> What the task asks: Gather the lines from the material that contain "type".

Stored items
———

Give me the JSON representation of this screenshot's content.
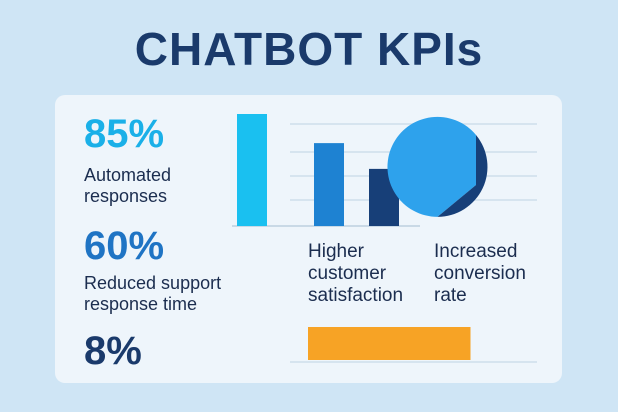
{
  "title": "CHATBOT KPIs",
  "stats": [
    {
      "value": "85%",
      "label_line1": "Automated",
      "label_line2": "responses",
      "color": "#1ab0e8"
    },
    {
      "value": "60%",
      "label_line1": "Reduced support",
      "label_line2": "response time",
      "color": "#1f74c4"
    },
    {
      "value": "8%",
      "color": "#1a3a6b"
    }
  ],
  "captions": {
    "satisfaction": [
      "Higher",
      "customer",
      "satisfaction"
    ],
    "conversion": [
      "Increased",
      "conversion",
      "rate"
    ]
  },
  "chart_data": [
    {
      "type": "bar",
      "values": [
        100,
        74,
        51
      ],
      "colors": [
        "#1ac0f0",
        "#1e82d2",
        "#173f78"
      ],
      "ylim": [
        0,
        100
      ],
      "grid": true
    },
    {
      "type": "pie",
      "values": [
        64,
        36
      ],
      "colors": [
        "#2ea2ec",
        "#173f78"
      ]
    },
    {
      "type": "bar",
      "orientation": "horizontal",
      "values": [
        65
      ],
      "xlim": [
        0,
        100
      ],
      "colors": [
        "#f7a325"
      ]
    }
  ]
}
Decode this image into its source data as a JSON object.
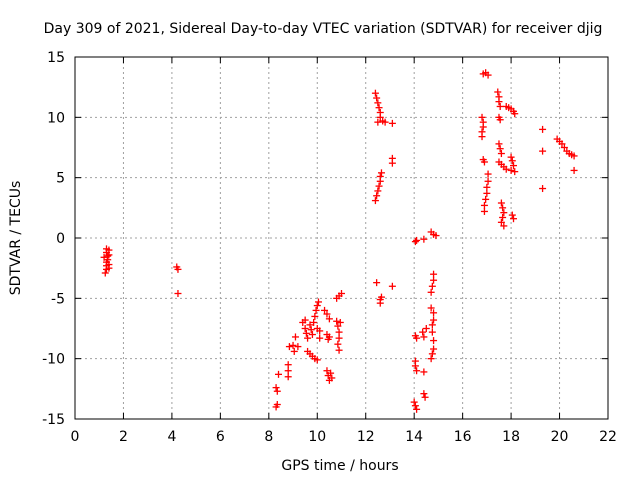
{
  "chart_data": {
    "type": "scatter",
    "title": "Day 309 of 2021, Sidereal Day-to-day VTEC variation (SDTVAR) for receiver djig",
    "xlabel": "GPS time / hours",
    "ylabel": "SDTVAR / TECUs",
    "xlim": [
      0,
      22
    ],
    "ylim": [
      -15,
      15
    ],
    "xticks": [
      0,
      2,
      4,
      6,
      8,
      10,
      12,
      14,
      16,
      18,
      20,
      22
    ],
    "yticks": [
      -15,
      -10,
      -5,
      0,
      5,
      10,
      15
    ],
    "grid": true,
    "marker": "+",
    "color": "#ff0000",
    "series": [
      {
        "name": "SDTVAR",
        "points": [
          [
            1.3,
            -0.9
          ],
          [
            1.3,
            -1.2
          ],
          [
            1.35,
            -1.5
          ],
          [
            1.35,
            -1.8
          ],
          [
            1.3,
            -2.0
          ],
          [
            1.3,
            -2.3
          ],
          [
            1.3,
            -2.6
          ],
          [
            1.25,
            -2.9
          ],
          [
            1.4,
            -1.0
          ],
          [
            1.4,
            -1.4
          ],
          [
            1.4,
            -2.2
          ],
          [
            1.4,
            -2.5
          ],
          [
            1.2,
            -1.6
          ],
          [
            4.2,
            -2.4
          ],
          [
            4.25,
            -2.6
          ],
          [
            4.25,
            -4.6
          ],
          [
            8.3,
            -12.4
          ],
          [
            8.35,
            -12.7
          ],
          [
            8.3,
            -14.0
          ],
          [
            8.35,
            -13.8
          ],
          [
            8.4,
            -11.3
          ],
          [
            8.8,
            -10.5
          ],
          [
            8.8,
            -11.0
          ],
          [
            8.8,
            -11.5
          ],
          [
            8.85,
            -9.0
          ],
          [
            9.0,
            -8.9
          ],
          [
            9.05,
            -9.4
          ],
          [
            9.1,
            -8.2
          ],
          [
            9.2,
            -9.0
          ],
          [
            9.4,
            -7.0
          ],
          [
            9.5,
            -6.8
          ],
          [
            9.5,
            -7.5
          ],
          [
            9.55,
            -7.9
          ],
          [
            9.6,
            -8.3
          ],
          [
            9.6,
            -9.4
          ],
          [
            9.7,
            -9.6
          ],
          [
            9.8,
            -9.8
          ],
          [
            9.9,
            -10.0
          ],
          [
            10.0,
            -10.1
          ],
          [
            9.7,
            -7.2
          ],
          [
            9.75,
            -7.6
          ],
          [
            9.8,
            -8.0
          ],
          [
            9.85,
            -7.0
          ],
          [
            9.9,
            -6.5
          ],
          [
            9.95,
            -6.0
          ],
          [
            10.0,
            -5.6
          ],
          [
            10.05,
            -5.3
          ],
          [
            10.0,
            -7.5
          ],
          [
            10.1,
            -7.7
          ],
          [
            10.1,
            -8.3
          ],
          [
            10.3,
            -6.0
          ],
          [
            10.4,
            -6.3
          ],
          [
            10.5,
            -6.7
          ],
          [
            10.4,
            -8.0
          ],
          [
            10.5,
            -8.2
          ],
          [
            10.45,
            -8.4
          ],
          [
            10.4,
            -11.0
          ],
          [
            10.45,
            -11.4
          ],
          [
            10.5,
            -11.8
          ],
          [
            10.55,
            -11.2
          ],
          [
            10.6,
            -11.6
          ],
          [
            10.8,
            -6.9
          ],
          [
            10.85,
            -7.3
          ],
          [
            10.9,
            -7.8
          ],
          [
            10.9,
            -8.3
          ],
          [
            10.85,
            -8.8
          ],
          [
            10.9,
            -9.3
          ],
          [
            10.95,
            -7.0
          ],
          [
            10.8,
            -5.0
          ],
          [
            10.9,
            -4.8
          ],
          [
            11.0,
            -4.6
          ],
          [
            12.4,
            12.0
          ],
          [
            12.45,
            11.6
          ],
          [
            12.5,
            11.2
          ],
          [
            12.55,
            10.8
          ],
          [
            12.6,
            10.4
          ],
          [
            12.6,
            10.0
          ],
          [
            12.7,
            9.7
          ],
          [
            12.5,
            9.6
          ],
          [
            12.8,
            9.6
          ],
          [
            13.1,
            9.5
          ],
          [
            12.4,
            3.1
          ],
          [
            12.45,
            3.5
          ],
          [
            12.5,
            3.9
          ],
          [
            12.55,
            4.3
          ],
          [
            12.6,
            4.7
          ],
          [
            12.6,
            5.1
          ],
          [
            12.65,
            5.4
          ],
          [
            12.45,
            -3.7
          ],
          [
            12.6,
            -5.1
          ],
          [
            12.6,
            -5.4
          ],
          [
            12.65,
            -4.9
          ],
          [
            13.1,
            -4.0
          ],
          [
            13.1,
            6.6
          ],
          [
            13.1,
            6.2
          ],
          [
            14.05,
            -0.3
          ],
          [
            14.1,
            -0.2
          ],
          [
            14.05,
            -8.1
          ],
          [
            14.1,
            -8.3
          ],
          [
            14.05,
            -10.2
          ],
          [
            14.05,
            -10.6
          ],
          [
            14.1,
            -11.0
          ],
          [
            14.0,
            -13.6
          ],
          [
            14.05,
            -13.9
          ],
          [
            14.1,
            -14.2
          ],
          [
            14.4,
            -0.1
          ],
          [
            14.4,
            -11.1
          ],
          [
            14.4,
            -12.9
          ],
          [
            14.45,
            -13.2
          ],
          [
            14.35,
            -7.8
          ],
          [
            14.5,
            -7.5
          ],
          [
            14.4,
            -8.2
          ],
          [
            14.7,
            0.5
          ],
          [
            14.8,
            0.3
          ],
          [
            14.9,
            0.2
          ],
          [
            14.8,
            -3.0
          ],
          [
            14.8,
            -3.5
          ],
          [
            14.75,
            -4.0
          ],
          [
            14.7,
            -4.5
          ],
          [
            14.7,
            -5.8
          ],
          [
            14.8,
            -6.2
          ],
          [
            14.8,
            -6.8
          ],
          [
            14.75,
            -7.2
          ],
          [
            14.75,
            -7.8
          ],
          [
            14.8,
            -8.5
          ],
          [
            14.8,
            -9.2
          ],
          [
            14.75,
            -9.6
          ],
          [
            14.7,
            -10.0
          ],
          [
            16.85,
            13.6
          ],
          [
            16.95,
            13.7
          ],
          [
            17.05,
            13.5
          ],
          [
            16.8,
            10.0
          ],
          [
            16.85,
            9.6
          ],
          [
            16.85,
            9.2
          ],
          [
            16.8,
            8.8
          ],
          [
            16.8,
            8.4
          ],
          [
            16.85,
            6.5
          ],
          [
            16.9,
            6.3
          ],
          [
            16.9,
            2.2
          ],
          [
            16.9,
            2.7
          ],
          [
            16.95,
            3.2
          ],
          [
            17.0,
            3.7
          ],
          [
            17.0,
            4.2
          ],
          [
            17.05,
            4.7
          ],
          [
            17.05,
            5.3
          ],
          [
            17.45,
            12.1
          ],
          [
            17.5,
            11.7
          ],
          [
            17.5,
            11.3
          ],
          [
            17.55,
            10.9
          ],
          [
            17.5,
            10.0
          ],
          [
            17.55,
            9.8
          ],
          [
            17.5,
            7.8
          ],
          [
            17.55,
            7.4
          ],
          [
            17.6,
            7.0
          ],
          [
            17.5,
            6.3
          ],
          [
            17.6,
            6.1
          ],
          [
            17.7,
            5.9
          ],
          [
            17.8,
            5.7
          ],
          [
            17.6,
            2.9
          ],
          [
            17.65,
            2.5
          ],
          [
            17.7,
            2.1
          ],
          [
            17.65,
            1.7
          ],
          [
            17.6,
            1.3
          ],
          [
            17.7,
            1.0
          ],
          [
            17.8,
            10.9
          ],
          [
            17.9,
            10.8
          ],
          [
            18.0,
            10.7
          ],
          [
            18.1,
            10.5
          ],
          [
            18.15,
            10.3
          ],
          [
            18.0,
            6.7
          ],
          [
            18.05,
            6.4
          ],
          [
            18.1,
            6.0
          ],
          [
            18.0,
            5.6
          ],
          [
            18.15,
            5.5
          ],
          [
            18.05,
            1.9
          ],
          [
            18.1,
            1.6
          ],
          [
            19.3,
            9.0
          ],
          [
            19.3,
            7.2
          ],
          [
            19.3,
            4.1
          ],
          [
            19.9,
            8.2
          ],
          [
            20.0,
            8.0
          ],
          [
            20.1,
            7.8
          ],
          [
            20.2,
            7.5
          ],
          [
            20.3,
            7.2
          ],
          [
            20.4,
            7.0
          ],
          [
            20.5,
            6.9
          ],
          [
            20.6,
            6.8
          ],
          [
            20.6,
            5.6
          ]
        ]
      }
    ]
  }
}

———

> Full answer:
      "type": "bar",
      "type": "pie",
      "type": "bar",
    "type": "scatter",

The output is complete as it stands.